╭─ Dataset records

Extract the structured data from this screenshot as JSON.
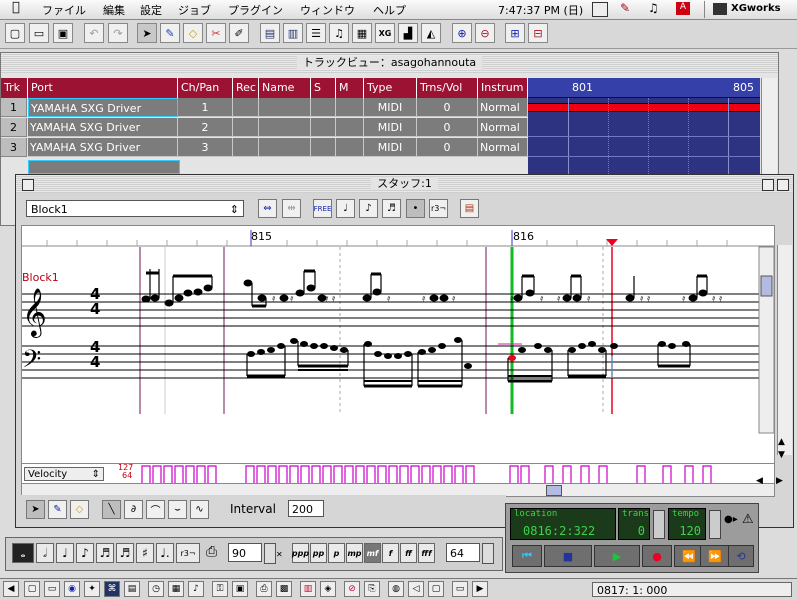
{
  "menubar": {
    "apple_icon": "apple-icon",
    "items": [
      "ファイル",
      "編集",
      "設定",
      "ジョブ",
      "プラグイン",
      "ウィンドウ",
      "ヘルプ"
    ],
    "clock": "7:47:37 PM (日)",
    "app_name": "XGworks"
  },
  "toolbar": {
    "icons": [
      "new-file-icon",
      "open-folder-icon",
      "save-icon",
      "undo-icon",
      "redo-icon",
      "pointer-icon",
      "pencil-icon",
      "eraser-icon",
      "scissors-icon",
      "glue-icon",
      "track-view-icon",
      "piano-roll-icon",
      "event-list-icon",
      "staff-icon",
      "drum-icon",
      "xg-icon",
      "mixer-icon",
      "zoom-in-icon",
      "zoom-out-icon",
      "zoom-h-in-icon",
      "zoom-h-out-icon"
    ]
  },
  "track_window": {
    "title": "トラックビュー：asagohannouta",
    "columns": [
      "Trk",
      "Port",
      "Ch/Pan",
      "Rec",
      "Name",
      "S",
      "M",
      "Type",
      "Trns/Vol",
      "Instrum"
    ],
    "rows": [
      {
        "trk": "1",
        "port": "YAMAHA SXG Driver",
        "ch": "1",
        "rec": "",
        "name": "",
        "s": "",
        "m": "",
        "type": "MIDI",
        "trns": "0",
        "instr": "Normal"
      },
      {
        "trk": "2",
        "port": "YAMAHA SXG Driver",
        "ch": "2",
        "rec": "",
        "name": "",
        "s": "",
        "m": "",
        "type": "MIDI",
        "trns": "0",
        "instr": "Normal"
      },
      {
        "trk": "3",
        "port": "YAMAHA SXG Driver",
        "ch": "3",
        "rec": "",
        "name": "",
        "s": "",
        "m": "",
        "type": "MIDI",
        "trns": "0",
        "instr": "Normal"
      }
    ],
    "timeline_marks": [
      "801",
      "805"
    ]
  },
  "staff_window": {
    "title": "スタッフ:1",
    "block_select": "Block1",
    "free_label": "FREE",
    "triplet_label": "r3¬",
    "measures": [
      "815",
      "816"
    ],
    "block_label": "Block1",
    "time_sig_top": "4",
    "time_sig_bottom": "4",
    "velocity_select": "Velocity",
    "velocity_max": "127",
    "velocity_min": "64",
    "interval_label": "Interval",
    "interval_value": "200"
  },
  "transport": {
    "location_label": "location",
    "location_value": "0816:2:322",
    "trans_label": "trans",
    "trans_value": "0",
    "tempo_label": "tempo",
    "tempo_value": "120"
  },
  "note_palette": {
    "triplet": "r3¬",
    "quantize_value": "90",
    "dynamics": [
      "ppp",
      "pp",
      "p",
      "mp",
      "mf",
      "f",
      "ff",
      "fff"
    ],
    "velocity_value": "64"
  },
  "status": {
    "position": "0817: 1: 000"
  }
}
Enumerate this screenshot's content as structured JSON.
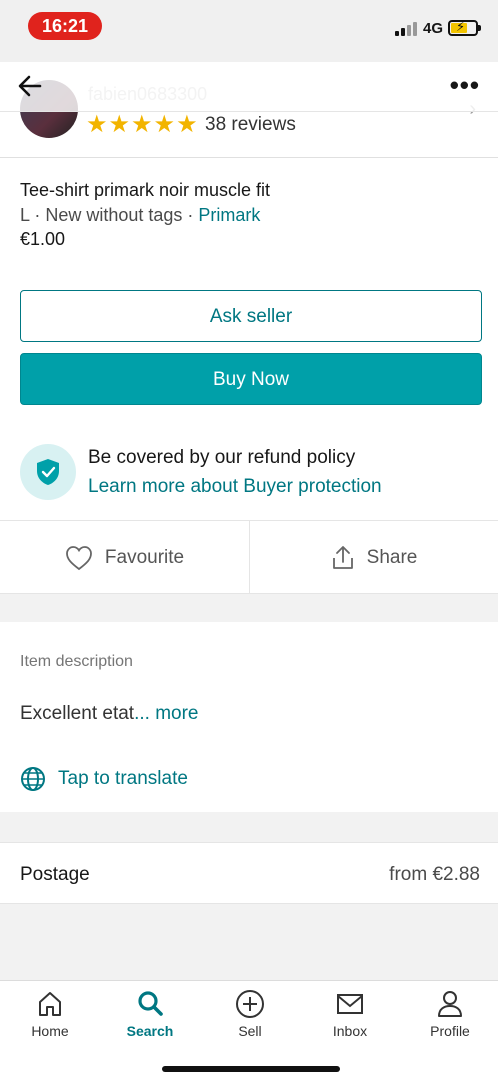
{
  "status": {
    "time": "16:21",
    "network": "4G"
  },
  "seller": {
    "username": "fabien0683300",
    "stars": "★★★★★",
    "reviews": "38 reviews"
  },
  "item": {
    "title": "Tee-shirt primark noir muscle fit",
    "size": "L",
    "condition": "New without tags",
    "brand": "Primark",
    "price": "€1.00"
  },
  "buttons": {
    "ask_seller": "Ask seller",
    "buy_now": "Buy Now"
  },
  "protection": {
    "title": "Be covered by our refund policy",
    "link": "Learn more about Buyer protection"
  },
  "actions": {
    "favourite": "Favourite",
    "share": "Share"
  },
  "description": {
    "label": "Item description",
    "text": "Excellent etat",
    "ellipsis": "...",
    "more": " more"
  },
  "translate": "Tap to translate",
  "postage": {
    "label": "Postage",
    "value": "from €2.88"
  },
  "tabs": [
    {
      "label": "Home",
      "icon": "home-icon"
    },
    {
      "label": "Search",
      "icon": "search-icon",
      "active": true
    },
    {
      "label": "Sell",
      "icon": "plus-circle-icon"
    },
    {
      "label": "Inbox",
      "icon": "mail-icon"
    },
    {
      "label": "Profile",
      "icon": "profile-icon"
    }
  ],
  "colors": {
    "accent": "#007782",
    "buy_button": "#00a0a9",
    "stars": "#f2b400",
    "time_pill": "#e0231d"
  }
}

╰─

● **Aim**
Copy out the listing exactly as it stands, but not the pictures.

● **Problem solution**
Extract the structured data from this screenshot as JSON.
{
  "menubar": {
    "apple_icon": "apple-icon",
    "items": [
      "ファイル",
      "編集",
      "設定",
      "ジョブ",
      "プラグイン",
      "ウィンドウ",
      "ヘルプ"
    ],
    "clock": "7:47:37 PM (日)",
    "app_name": "XGworks"
  },
  "toolbar": {
    "icons": [
      "new-file-icon",
      "open-folder-icon",
      "save-icon",
      "undo-icon",
      "redo-icon",
      "pointer-icon",
      "pencil-icon",
      "eraser-icon",
      "scissors-icon",
      "glue-icon",
      "track-view-icon",
      "piano-roll-icon",
      "event-list-icon",
      "staff-icon",
      "drum-icon",
      "xg-icon",
      "mixer-icon",
      "zoom-in-icon",
      "zoom-out-icon",
      "zoom-h-in-icon",
      "zoom-h-out-icon"
    ]
  },
  "track_window": {
    "title": "トラックビュー：asagohannouta",
    "columns": [
      "Trk",
      "Port",
      "Ch/Pan",
      "Rec",
      "Name",
      "S",
      "M",
      "Type",
      "Trns/Vol",
      "Instrum"
    ],
    "rows": [
      {
        "trk": "1",
        "port": "YAMAHA SXG Driver",
        "ch": "1",
        "rec": "",
        "name": "",
        "s": "",
        "m": "",
        "type": "MIDI",
        "trns": "0",
        "instr": "Normal"
      },
      {
        "trk": "2",
        "port": "YAMAHA SXG Driver",
        "ch": "2",
        "rec": "",
        "name": "",
        "s": "",
        "m": "",
        "type": "MIDI",
        "trns": "0",
        "instr": "Normal"
      },
      {
        "trk": "3",
        "port": "YAMAHA SXG Driver",
        "ch": "3",
        "rec": "",
        "name": "",
        "s": "",
        "m": "",
        "type": "MIDI",
        "trns": "0",
        "instr": "Normal"
      }
    ],
    "timeline_marks": [
      "801",
      "805"
    ]
  },
  "staff_window": {
    "title": "スタッフ:1",
    "block_select": "Block1",
    "free_label": "FREE",
    "triplet_label": "r3¬",
    "measures": [
      "815",
      "816"
    ],
    "block_label": "Block1",
    "time_sig_top": "4",
    "time_sig_bottom": "4",
    "velocity_select": "Velocity",
    "velocity_max": "127",
    "velocity_min": "64",
    "interval_label": "Interval",
    "interval_value": "200"
  },
  "transport": {
    "location_label": "location",
    "location_value": "0816:2:322",
    "trans_label": "trans",
    "trans_value": "0",
    "tempo_label": "tempo",
    "tempo_value": "120"
  },
  "note_palette": {
    "triplet": "r3¬",
    "quantize_value": "90",
    "dynamics": [
      "ppp",
      "pp",
      "p",
      "mp",
      "mf",
      "f",
      "ff",
      "fff"
    ],
    "velocity_value": "64"
  },
  "status": {
    "position": "0817: 1: 000"
  }
}
Enumerate this screenshot's content as structured JSON.
{
  "status": {
    "time": "16:21",
    "network": "4G"
  },
  "seller": {
    "username": "fabien0683300",
    "stars": "★★★★★",
    "reviews": "38 reviews"
  },
  "item": {
    "title": "Tee-shirt primark noir muscle fit",
    "size": "L",
    "condition": "New without tags",
    "brand": "Primark",
    "price": "€1.00"
  },
  "buttons": {
    "ask_seller": "Ask seller",
    "buy_now": "Buy Now"
  },
  "protection": {
    "title": "Be covered by our refund policy",
    "link": "Learn more about Buyer protection"
  },
  "actions": {
    "favourite": "Favourite",
    "share": "Share"
  },
  "description": {
    "label": "Item description",
    "text": "Excellent etat",
    "ellipsis": "...",
    "more": " more"
  },
  "translate": "Tap to translate",
  "postage": {
    "label": "Postage",
    "value": "from €2.88"
  },
  "tabs": [
    {
      "label": "Home",
      "icon": "home-icon"
    },
    {
      "label": "Search",
      "icon": "search-icon",
      "active": true
    },
    {
      "label": "Sell",
      "icon": "plus-circle-icon"
    },
    {
      "label": "Inbox",
      "icon": "mail-icon"
    },
    {
      "label": "Profile",
      "icon": "profile-icon"
    }
  ],
  "colors": {
    "accent": "#007782",
    "buy_button": "#00a0a9",
    "stars": "#f2b400",
    "time_pill": "#e0231d"
  }
}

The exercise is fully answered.